# [Task objective]
State the number of lines in these records that include the word "hafuer", and add nothing to it.
***** Information given *****
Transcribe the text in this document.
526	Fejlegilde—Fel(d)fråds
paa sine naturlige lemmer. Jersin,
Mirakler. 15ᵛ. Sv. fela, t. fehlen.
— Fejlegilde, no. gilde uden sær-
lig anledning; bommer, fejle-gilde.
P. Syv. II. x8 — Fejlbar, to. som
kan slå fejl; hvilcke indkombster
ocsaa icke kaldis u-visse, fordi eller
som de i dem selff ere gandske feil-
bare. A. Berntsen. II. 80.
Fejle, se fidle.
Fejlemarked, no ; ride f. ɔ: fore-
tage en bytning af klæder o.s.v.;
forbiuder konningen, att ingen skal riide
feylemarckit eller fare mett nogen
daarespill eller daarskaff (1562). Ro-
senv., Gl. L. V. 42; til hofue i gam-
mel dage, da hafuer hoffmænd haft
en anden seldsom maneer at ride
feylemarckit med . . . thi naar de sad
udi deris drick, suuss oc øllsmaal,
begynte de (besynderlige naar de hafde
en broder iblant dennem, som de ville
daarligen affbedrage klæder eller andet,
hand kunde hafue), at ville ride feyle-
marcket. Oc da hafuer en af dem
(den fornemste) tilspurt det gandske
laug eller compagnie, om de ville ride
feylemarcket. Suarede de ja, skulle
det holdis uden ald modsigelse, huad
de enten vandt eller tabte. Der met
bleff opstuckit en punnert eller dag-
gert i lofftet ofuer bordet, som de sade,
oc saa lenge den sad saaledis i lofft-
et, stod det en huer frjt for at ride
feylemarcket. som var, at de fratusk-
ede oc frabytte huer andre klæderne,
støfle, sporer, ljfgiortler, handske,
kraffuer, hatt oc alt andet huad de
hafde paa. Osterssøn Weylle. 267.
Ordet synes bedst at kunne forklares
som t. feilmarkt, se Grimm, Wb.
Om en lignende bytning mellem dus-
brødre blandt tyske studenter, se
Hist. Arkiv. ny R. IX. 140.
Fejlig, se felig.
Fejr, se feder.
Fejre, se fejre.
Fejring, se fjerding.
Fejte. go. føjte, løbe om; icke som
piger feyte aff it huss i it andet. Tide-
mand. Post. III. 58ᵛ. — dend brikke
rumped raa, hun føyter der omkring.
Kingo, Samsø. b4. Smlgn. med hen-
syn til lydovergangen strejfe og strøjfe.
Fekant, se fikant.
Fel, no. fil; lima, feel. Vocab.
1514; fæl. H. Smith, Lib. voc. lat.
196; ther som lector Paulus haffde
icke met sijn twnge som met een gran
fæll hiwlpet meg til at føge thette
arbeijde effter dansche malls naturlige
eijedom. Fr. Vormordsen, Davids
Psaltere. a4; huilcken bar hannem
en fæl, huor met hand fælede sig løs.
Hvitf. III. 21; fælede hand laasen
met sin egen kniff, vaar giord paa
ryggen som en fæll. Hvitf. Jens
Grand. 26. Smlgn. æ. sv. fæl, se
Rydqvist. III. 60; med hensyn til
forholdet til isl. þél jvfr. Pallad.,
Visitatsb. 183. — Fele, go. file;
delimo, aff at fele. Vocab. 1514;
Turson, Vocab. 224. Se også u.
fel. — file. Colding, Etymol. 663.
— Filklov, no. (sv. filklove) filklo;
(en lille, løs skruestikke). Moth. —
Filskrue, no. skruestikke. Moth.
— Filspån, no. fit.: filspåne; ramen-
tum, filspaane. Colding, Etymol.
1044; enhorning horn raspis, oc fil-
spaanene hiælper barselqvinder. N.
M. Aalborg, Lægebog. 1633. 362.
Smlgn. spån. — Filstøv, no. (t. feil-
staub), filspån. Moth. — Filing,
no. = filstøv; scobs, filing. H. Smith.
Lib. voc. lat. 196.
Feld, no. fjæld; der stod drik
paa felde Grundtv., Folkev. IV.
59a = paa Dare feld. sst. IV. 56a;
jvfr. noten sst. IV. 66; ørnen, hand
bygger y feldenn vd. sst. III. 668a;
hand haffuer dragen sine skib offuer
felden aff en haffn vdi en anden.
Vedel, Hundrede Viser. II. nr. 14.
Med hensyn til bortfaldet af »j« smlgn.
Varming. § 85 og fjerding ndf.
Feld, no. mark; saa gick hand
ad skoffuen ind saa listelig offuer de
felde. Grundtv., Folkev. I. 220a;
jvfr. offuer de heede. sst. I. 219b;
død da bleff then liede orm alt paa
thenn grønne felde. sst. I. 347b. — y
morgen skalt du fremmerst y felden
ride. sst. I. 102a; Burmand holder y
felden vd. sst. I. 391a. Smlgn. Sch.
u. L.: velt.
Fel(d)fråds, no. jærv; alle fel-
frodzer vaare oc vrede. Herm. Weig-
*****
# [Completed exercise]
2